- Directions:
Report every line below that holds the word "Коли".

- Data entries:
+===+
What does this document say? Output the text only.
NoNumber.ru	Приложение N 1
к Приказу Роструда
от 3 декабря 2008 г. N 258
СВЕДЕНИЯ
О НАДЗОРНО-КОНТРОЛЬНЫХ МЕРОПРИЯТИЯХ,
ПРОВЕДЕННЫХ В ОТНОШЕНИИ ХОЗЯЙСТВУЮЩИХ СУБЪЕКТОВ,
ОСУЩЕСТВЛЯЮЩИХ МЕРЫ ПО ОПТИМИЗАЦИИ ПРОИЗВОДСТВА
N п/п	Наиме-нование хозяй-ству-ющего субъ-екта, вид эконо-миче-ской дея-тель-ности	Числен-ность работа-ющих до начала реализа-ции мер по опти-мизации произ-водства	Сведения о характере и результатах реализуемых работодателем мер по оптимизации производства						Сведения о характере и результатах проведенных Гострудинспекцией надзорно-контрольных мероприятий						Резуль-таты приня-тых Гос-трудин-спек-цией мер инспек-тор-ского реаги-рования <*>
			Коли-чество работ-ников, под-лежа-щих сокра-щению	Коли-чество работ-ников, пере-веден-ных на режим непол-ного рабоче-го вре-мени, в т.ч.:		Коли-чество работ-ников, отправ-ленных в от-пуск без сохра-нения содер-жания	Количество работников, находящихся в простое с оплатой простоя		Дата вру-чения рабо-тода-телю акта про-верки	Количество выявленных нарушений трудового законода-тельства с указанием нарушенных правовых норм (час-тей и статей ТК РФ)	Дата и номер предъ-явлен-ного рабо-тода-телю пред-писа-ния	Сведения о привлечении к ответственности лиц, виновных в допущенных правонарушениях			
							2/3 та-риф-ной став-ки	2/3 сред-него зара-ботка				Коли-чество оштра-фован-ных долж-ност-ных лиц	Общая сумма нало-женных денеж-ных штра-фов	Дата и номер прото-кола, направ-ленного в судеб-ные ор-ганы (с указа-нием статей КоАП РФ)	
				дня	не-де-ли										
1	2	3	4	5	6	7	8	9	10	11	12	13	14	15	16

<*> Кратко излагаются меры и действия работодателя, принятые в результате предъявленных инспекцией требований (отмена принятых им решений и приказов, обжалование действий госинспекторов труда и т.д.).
+===+
- Answer for this exercise:
			Коли-чество работ-ников, под-лежа-щих сокра-щению	Коли-чество работ-ников, пере-веден-ных на режим непол-ного рабоче-го вре-мени, в т.ч.:		Коли-чество работ-ников, отправ-ленных в от-пуск без сохра-нения содер-жания	Количество работников, находящихся в простое с оплатой простоя		Дата вру-чения рабо-тода-телю акта про-верки	Количество выявленных нарушений трудового законода-тельства с указанием нарушенных правовых норм (час-тей и статей ТК РФ)	Дата и номер предъ-явлен-ного рабо-тода-телю пред-писа-ния	Сведения о привлечении к ответственности лиц, виновных в допущенных правонарушениях			
							2/3 та-риф-ной став-ки	2/3 сред-него зара-ботка				Коли-чество оштра-фован-ных долж-ност-ных лиц	Общая сумма нало-женных денеж-ных штра-фов	Дата и номер прото-кола, направ-ленного в судеб-ные ор-ганы (с указа-нием статей КоАП РФ)	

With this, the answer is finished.